## Excerpt to read
* * * * *
The launch patch for the Spirit Mars Rover, featuring Marvin the Martian

An early cover art proposal for Big Black's 1986 Atomizer album, eventually discarded due to legal problems, included Marvin pointing a raygun at the Earth.

In Peter David's 1991 Star Trek novel The Rift, the Calligarians have a device called "The Illidium Pew-36 Explosive Space Modulator", a direct reference to Marvin's Earth-shattering device.

Phish guitarist Trey Anastasio frequently wore a Marvin the Martian T-shirt onstage between 1993 and 1997.

Marvin appears in the FBI lineup with other TV aliens in "The Springfield Files", an episode of The Simpsons, wearing a purple helmet and skirt. (Note: Attributed to multiple references:) He also appears in the episode "Love Is a Many-Splintered Thing" where he was shown in a fighting video game, Mixed Martian Arts.

NHL Buffalo Sabres Goalie Patrick Lalime's goaltender mask features Marvin the Martian on the front. The use began during Lalime's tenure with the Ottawa Senators.

Marvin served as the mascot for the USCGC Hornbeam (WLB-394), a 180-foot United States Coast Guard buoy tender. His likeness appears in miniature on the Spirit rover on Mars as well as on the mission launch patch.

Marvin appears in the South Park episode "Imaginationland Episode III". Here, he marches among myriad other evil fictional characters to battle against the surviving good characters, along with an evil-eyed Gossamer and a rabid Wile E. Coyote.
* * * * *
## Entries provided

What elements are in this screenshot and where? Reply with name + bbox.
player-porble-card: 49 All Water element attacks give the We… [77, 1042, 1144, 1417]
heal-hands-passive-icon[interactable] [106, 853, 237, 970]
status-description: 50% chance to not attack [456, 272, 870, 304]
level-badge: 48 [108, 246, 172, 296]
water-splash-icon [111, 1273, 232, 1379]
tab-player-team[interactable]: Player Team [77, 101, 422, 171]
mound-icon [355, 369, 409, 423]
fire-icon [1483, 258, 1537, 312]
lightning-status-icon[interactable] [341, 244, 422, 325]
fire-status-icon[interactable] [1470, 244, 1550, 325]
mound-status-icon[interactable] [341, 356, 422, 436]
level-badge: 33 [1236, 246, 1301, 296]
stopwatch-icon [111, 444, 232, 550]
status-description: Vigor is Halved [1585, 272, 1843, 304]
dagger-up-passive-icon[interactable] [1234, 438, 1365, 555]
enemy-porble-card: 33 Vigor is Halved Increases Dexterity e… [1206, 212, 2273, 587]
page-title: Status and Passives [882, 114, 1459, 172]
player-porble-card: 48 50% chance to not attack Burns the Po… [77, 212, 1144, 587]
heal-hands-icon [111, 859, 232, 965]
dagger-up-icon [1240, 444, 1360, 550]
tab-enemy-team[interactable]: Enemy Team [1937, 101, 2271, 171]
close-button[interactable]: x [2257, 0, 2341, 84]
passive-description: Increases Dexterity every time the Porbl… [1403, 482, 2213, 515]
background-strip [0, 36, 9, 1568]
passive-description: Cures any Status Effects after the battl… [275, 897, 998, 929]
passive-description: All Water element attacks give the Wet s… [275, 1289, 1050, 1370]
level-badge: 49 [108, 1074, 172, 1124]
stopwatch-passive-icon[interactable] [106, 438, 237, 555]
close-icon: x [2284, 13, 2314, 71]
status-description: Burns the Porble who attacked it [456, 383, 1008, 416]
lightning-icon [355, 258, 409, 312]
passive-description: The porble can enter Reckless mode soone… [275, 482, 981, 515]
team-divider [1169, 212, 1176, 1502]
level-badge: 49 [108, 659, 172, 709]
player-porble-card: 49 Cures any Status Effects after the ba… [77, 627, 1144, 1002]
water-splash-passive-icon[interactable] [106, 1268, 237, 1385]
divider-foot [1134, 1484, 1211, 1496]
* * * * *
## Tasks and exercises
[a] Check each statement against the Marvin the Martian text and answer yes or no, quoting the words of the text that decide it.
(i) Trey Anastasio often wore a Marvin the Martian T-shirt onstage between 1993 and 1997.
(ii) The Atomizer cover art with Marvin was used on the released album.
(iii) Patrick Lalime first used his Marvin mask while playing for the Buffalo Sabres.
[b] Repeat the part of the Marvin the Martian text that starts at "The launch patch" and ends at "Mixed Martian Arts.".
[c] Answer these questions from the Marvin the Martian text.
(i) What device do the Calligarians have in The Rift?
(ii) Which Coast Guard vessel had Marvin as its mascot?
(iii) In which South Park episode does Marvin appear?

## Responses per task
[a]
(i) Yes: "Phish guitarist Trey Anastasio frequently wore a Marvin the Martian T-shirt onstage between 1993 and 1997."
(ii) No: "eventually discarded due to legal problems"
(iii) No: "The use began during Lalime's tenure with the Ottawa Senators."

[b]
The launch patch for the Spirit Mars Rover, featuring Marvin the Martian

An early cover art proposal for Big Black's 1986 Atomizer album, eventually discarded due to legal problems, included Marvin pointing a raygun at the Earth.

In Peter David's 1991 Star Trek novel The Rift, the Calligarians have a device called "The Illidium Pew-36 Explosive Space Modulator", a direct reference to Marvin's Earth-shattering device.

Phish guitarist Trey Anastasio frequently wore a Marvin the Martian T-shirt onstage between 1993 and 1997.

Marvin appears in the FBI lineup with other TV aliens in "The Springfield Files", an episode of The Simpsons, wearing a purple helmet and skirt. (Note: Attributed to multiple references:) He also appears in the episode "Love Is a Many-Splintered Thing" where he was shown in a fighting video game, Mixed Martian Arts.

[c]
(i) "The Illidium Pew-36 Explosive Space Modulator"
(ii) The USCGC Hornbeam (WLB-394)
(iii) "Imaginationland Episode III"